→ **Exercise requirements**
A line counts if it contains the word "computer" at least once. State how many such lines the records contain, giving the number alone.

→ **Data entries**
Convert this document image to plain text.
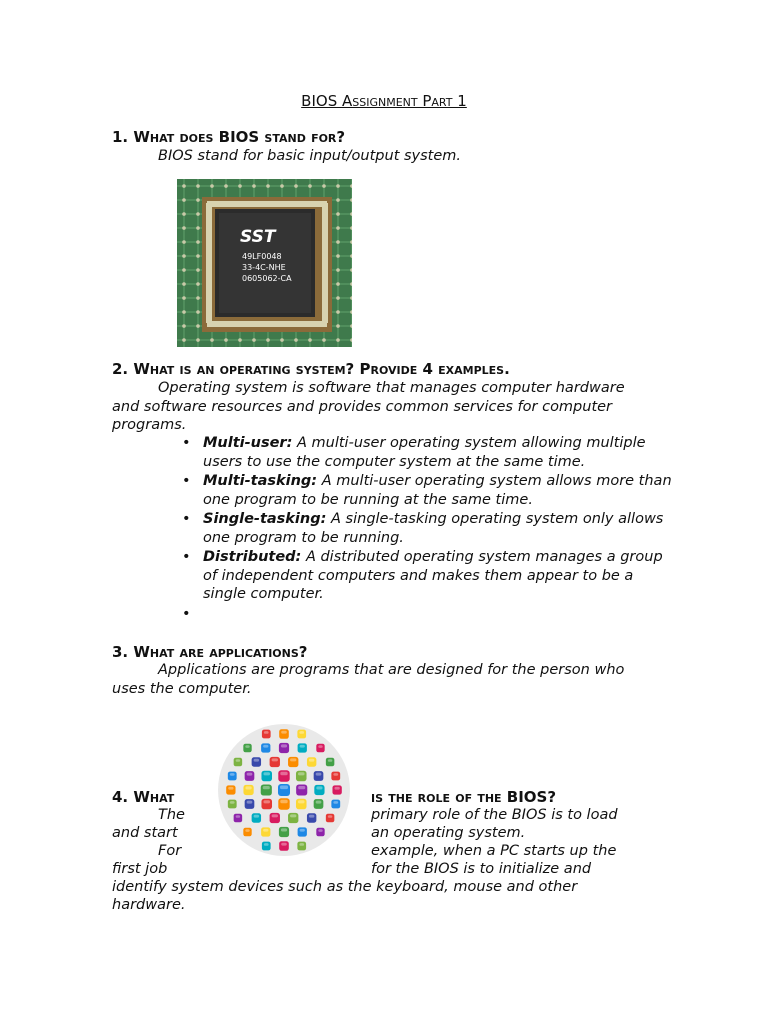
BIOS Assignment Part 1
1. What does BIOS stand for?
BIOS stand for basic input/output system.
SST
49LF0048
33-4C-NHE
0605062-CA
2. What is an operating system? Provide 4 examples.
Operating system is software that manages computer hardware and software resources and provides common services for computer programs.
• Multi-user: A multi-user operating system allowing multiple users to use the computer system at the same time.
• Multi-tasking: A multi-user operating system allows more than one program to be running at the same time.
• Single-tasking: A single-tasking operating system only allows one program to be running.
• Distributed: A distributed operating system manages a group of independent computers and makes them appear to be a single computer.
•

3. What are applications?
Applications are programs that are designed for the person who uses the computer.
4. What	is the role of the BIOS?
The	primary role of the BIOS is to load
and start	an operating system.
For	example, when a PC starts up the
first job	for the BIOS is to initialize and
identify system devices such as the keyboard, mouse and other
hardware.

→ **Solution for this problem**
4